DATA SUPPLIED
## BEGIN

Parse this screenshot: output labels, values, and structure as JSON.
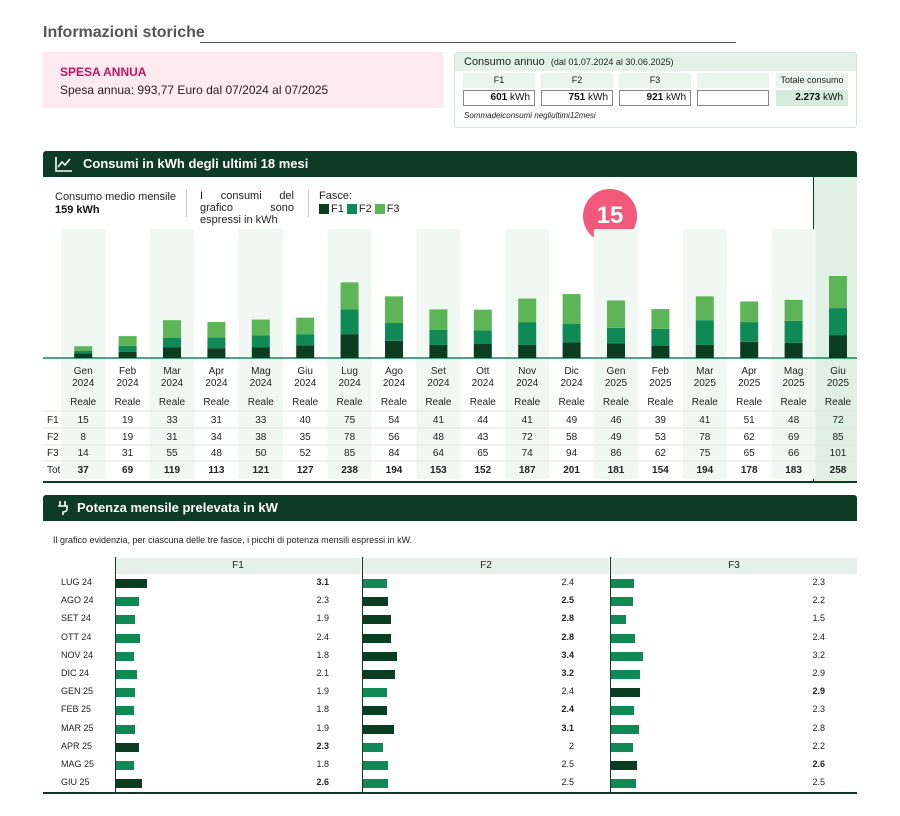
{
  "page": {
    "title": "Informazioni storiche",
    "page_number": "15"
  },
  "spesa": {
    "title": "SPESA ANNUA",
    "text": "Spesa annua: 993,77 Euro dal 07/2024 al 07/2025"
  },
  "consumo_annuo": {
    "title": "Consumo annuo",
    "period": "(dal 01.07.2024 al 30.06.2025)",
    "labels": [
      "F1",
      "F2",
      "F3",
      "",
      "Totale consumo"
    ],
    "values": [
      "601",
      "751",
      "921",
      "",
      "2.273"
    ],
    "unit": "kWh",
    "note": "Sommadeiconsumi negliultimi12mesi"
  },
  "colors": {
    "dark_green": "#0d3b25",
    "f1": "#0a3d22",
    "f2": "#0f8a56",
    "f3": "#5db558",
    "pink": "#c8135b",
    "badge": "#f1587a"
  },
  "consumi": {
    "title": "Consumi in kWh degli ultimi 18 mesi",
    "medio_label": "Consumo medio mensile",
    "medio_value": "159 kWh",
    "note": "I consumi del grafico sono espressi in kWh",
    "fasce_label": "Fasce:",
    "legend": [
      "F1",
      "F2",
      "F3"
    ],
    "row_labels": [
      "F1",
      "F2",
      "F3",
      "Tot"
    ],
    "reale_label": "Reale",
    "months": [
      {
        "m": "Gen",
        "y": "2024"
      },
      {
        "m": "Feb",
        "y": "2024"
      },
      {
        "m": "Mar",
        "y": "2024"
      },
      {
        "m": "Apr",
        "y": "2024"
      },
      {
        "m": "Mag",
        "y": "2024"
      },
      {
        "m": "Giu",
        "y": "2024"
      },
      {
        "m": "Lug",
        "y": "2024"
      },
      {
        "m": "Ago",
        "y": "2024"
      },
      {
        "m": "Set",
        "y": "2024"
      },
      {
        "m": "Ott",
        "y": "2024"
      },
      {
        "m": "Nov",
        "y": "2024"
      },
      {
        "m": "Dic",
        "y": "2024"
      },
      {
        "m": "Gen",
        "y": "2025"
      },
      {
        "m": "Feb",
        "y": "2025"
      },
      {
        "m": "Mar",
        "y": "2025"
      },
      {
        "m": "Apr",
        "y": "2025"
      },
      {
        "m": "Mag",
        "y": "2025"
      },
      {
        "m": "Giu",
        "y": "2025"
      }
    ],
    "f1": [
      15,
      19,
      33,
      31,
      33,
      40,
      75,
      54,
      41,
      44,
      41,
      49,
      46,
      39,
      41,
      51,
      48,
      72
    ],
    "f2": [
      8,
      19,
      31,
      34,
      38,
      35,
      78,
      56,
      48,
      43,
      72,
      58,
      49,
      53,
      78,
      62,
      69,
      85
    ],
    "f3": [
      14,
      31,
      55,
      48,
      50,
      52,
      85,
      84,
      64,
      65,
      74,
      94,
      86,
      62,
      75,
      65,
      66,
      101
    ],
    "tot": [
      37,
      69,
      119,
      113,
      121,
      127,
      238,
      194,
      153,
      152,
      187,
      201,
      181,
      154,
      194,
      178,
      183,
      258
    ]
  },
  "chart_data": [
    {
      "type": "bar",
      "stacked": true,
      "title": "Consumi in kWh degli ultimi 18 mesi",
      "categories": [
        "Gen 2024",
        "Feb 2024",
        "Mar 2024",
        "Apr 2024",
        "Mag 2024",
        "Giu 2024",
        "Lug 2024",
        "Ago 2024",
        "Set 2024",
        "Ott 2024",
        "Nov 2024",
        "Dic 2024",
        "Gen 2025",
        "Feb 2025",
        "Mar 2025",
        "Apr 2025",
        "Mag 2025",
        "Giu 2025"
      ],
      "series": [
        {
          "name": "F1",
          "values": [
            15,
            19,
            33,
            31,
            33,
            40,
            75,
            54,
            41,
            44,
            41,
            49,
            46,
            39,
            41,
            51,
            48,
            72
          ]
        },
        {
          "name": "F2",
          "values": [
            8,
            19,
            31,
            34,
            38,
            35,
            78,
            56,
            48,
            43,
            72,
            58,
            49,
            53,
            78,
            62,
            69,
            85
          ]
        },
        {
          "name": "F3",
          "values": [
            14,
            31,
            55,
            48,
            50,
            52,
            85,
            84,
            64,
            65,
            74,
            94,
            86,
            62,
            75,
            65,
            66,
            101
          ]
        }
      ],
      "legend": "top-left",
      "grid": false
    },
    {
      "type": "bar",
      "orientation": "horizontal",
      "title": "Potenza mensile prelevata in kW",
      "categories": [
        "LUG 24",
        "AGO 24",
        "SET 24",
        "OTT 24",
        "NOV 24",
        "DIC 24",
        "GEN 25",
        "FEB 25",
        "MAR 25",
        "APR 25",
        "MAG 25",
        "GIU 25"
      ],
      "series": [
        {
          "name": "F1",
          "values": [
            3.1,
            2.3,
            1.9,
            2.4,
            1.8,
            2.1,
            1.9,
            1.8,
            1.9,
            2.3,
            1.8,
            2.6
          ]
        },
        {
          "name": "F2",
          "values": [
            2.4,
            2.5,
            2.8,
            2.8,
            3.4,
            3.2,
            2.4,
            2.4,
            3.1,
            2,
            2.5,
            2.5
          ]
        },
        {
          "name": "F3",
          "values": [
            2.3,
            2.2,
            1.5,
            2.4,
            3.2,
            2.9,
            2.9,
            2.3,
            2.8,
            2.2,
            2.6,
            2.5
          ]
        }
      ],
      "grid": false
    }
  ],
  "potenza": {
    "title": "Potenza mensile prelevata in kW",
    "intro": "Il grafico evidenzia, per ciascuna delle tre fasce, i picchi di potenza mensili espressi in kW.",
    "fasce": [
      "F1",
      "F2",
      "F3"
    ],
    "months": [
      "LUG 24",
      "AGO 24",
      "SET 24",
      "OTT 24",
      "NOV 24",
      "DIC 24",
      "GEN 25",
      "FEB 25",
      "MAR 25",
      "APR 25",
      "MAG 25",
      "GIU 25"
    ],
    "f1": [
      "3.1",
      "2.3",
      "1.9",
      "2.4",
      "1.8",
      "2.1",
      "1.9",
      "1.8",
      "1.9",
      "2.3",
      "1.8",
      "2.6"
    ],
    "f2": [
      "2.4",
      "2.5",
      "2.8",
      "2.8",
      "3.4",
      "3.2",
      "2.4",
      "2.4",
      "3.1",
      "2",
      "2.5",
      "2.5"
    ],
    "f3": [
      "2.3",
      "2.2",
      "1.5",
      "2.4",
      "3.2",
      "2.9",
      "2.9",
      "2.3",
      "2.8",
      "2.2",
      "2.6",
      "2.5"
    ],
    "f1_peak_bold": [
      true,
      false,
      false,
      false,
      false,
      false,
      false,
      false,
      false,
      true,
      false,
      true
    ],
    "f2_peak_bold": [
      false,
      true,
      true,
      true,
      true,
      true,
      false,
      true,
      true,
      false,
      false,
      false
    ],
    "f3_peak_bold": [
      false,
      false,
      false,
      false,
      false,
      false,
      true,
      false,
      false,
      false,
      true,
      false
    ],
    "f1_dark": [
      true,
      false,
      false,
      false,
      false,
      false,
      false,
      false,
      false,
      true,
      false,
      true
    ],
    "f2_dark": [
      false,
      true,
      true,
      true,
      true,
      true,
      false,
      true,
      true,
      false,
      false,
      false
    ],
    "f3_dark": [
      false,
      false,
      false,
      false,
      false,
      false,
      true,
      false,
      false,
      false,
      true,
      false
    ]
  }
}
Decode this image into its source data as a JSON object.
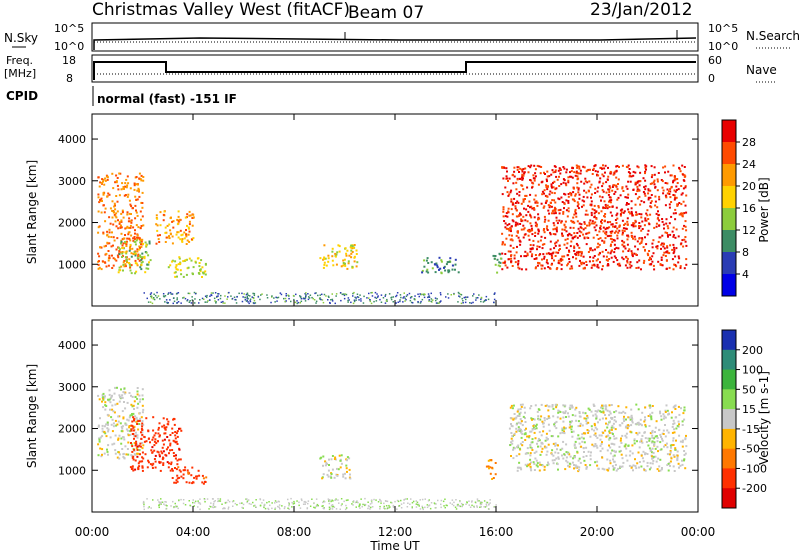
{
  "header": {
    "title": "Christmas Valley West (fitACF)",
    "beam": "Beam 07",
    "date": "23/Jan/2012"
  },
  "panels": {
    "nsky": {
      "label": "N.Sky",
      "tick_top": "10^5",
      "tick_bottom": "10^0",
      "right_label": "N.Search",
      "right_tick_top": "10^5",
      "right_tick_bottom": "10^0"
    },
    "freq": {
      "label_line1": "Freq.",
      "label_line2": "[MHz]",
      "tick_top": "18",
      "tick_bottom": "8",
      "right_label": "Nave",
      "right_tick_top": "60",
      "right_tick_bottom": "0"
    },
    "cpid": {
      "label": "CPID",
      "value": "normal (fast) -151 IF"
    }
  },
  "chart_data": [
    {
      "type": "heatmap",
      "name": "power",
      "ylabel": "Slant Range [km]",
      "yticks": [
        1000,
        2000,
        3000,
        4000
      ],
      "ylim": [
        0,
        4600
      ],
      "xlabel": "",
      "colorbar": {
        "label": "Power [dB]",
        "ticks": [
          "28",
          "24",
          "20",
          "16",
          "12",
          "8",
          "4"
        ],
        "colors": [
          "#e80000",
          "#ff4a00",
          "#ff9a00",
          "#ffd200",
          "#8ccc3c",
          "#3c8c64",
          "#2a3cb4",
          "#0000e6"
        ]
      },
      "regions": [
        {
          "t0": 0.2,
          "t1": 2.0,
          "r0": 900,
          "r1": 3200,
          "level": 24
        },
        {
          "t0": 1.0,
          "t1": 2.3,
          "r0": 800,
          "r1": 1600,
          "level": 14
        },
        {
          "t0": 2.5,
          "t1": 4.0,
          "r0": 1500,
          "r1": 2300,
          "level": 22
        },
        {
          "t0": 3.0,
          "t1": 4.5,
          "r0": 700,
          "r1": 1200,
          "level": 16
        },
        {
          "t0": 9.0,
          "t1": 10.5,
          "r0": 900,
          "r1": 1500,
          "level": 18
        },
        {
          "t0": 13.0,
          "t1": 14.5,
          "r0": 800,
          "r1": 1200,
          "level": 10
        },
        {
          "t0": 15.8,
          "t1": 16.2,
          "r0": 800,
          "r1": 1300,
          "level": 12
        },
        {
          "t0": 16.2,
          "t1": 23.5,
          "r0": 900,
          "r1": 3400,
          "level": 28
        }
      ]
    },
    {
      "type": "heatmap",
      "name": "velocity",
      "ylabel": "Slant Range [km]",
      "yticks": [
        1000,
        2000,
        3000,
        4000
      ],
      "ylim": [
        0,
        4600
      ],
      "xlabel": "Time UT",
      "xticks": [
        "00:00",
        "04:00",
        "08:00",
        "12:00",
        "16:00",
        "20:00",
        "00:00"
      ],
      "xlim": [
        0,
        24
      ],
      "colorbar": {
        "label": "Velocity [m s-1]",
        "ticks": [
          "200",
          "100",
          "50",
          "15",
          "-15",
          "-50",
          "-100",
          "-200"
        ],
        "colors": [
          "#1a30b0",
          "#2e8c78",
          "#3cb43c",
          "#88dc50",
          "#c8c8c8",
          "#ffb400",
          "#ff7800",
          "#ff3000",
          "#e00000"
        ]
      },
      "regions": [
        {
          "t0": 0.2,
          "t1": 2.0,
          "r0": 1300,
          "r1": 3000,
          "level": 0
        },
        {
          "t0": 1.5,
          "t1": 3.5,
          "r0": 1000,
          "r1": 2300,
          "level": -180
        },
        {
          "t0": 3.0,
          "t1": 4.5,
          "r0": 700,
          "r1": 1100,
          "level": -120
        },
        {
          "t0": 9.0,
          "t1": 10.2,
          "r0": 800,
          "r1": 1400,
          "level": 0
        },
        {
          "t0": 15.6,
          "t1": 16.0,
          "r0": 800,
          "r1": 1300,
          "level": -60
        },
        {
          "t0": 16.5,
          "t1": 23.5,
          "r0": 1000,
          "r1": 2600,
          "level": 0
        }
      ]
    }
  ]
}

## END
## BEGIN

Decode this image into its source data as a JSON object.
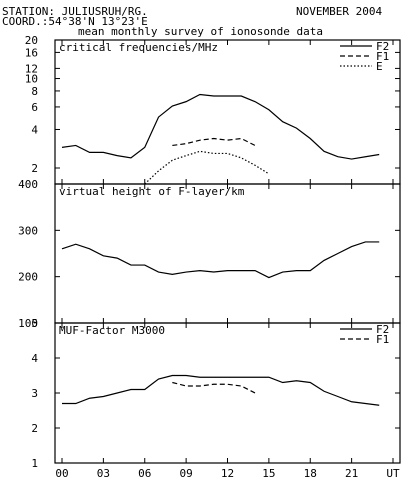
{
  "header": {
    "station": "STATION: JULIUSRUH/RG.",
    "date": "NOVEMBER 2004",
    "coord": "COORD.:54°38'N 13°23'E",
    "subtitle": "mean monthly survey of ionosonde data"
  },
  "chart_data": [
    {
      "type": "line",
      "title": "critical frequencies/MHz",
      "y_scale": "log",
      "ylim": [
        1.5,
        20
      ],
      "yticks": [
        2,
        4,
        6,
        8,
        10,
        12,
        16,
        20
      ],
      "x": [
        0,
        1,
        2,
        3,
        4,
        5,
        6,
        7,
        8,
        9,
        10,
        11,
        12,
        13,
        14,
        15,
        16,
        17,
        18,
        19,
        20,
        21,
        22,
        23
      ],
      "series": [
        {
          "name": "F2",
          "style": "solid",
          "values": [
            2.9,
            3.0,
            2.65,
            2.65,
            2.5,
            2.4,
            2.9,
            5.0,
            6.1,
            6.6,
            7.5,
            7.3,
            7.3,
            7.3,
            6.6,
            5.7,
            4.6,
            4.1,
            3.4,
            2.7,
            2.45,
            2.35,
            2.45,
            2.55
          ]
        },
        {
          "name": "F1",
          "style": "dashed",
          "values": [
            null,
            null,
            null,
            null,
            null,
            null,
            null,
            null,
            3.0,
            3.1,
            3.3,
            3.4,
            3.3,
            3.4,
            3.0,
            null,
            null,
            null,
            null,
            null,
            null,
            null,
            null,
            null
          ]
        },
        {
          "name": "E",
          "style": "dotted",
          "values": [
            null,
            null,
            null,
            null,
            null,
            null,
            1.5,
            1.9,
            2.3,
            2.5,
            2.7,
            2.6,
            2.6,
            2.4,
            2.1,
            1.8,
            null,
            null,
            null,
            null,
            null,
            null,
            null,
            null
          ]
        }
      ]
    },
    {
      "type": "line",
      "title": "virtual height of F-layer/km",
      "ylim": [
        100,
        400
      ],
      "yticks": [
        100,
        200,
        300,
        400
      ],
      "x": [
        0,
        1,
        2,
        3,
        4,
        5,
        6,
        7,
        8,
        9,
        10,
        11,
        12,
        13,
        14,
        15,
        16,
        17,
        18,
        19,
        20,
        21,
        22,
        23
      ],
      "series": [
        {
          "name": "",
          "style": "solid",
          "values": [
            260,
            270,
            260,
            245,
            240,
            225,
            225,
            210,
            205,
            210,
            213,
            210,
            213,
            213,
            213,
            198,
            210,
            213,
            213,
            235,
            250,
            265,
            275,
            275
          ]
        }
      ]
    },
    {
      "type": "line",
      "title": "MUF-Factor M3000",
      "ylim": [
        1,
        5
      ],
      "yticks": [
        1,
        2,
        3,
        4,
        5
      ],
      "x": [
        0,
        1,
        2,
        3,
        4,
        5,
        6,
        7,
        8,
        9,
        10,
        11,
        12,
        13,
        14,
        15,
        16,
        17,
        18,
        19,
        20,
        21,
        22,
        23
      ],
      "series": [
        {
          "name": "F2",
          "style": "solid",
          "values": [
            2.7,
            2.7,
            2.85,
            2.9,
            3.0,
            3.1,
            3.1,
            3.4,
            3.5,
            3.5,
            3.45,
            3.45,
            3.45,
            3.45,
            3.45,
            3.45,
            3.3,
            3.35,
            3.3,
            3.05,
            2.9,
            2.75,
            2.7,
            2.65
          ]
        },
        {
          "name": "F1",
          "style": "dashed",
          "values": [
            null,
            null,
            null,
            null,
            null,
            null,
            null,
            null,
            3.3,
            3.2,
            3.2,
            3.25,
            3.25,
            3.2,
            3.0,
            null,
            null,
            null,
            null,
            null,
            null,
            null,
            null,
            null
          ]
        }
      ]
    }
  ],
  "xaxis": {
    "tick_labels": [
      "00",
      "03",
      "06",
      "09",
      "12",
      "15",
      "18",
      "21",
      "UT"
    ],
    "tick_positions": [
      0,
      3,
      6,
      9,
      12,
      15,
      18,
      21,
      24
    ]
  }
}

## END

YOUR INSTRUCTIONS
From the entries above, collect every line with the string "degli" in it.

THE RESPONSE
    "title": "Consumi in kWh degli ultimi 18 mesi",
      "title": "Consumi in kWh degli ultimi 18 mesi",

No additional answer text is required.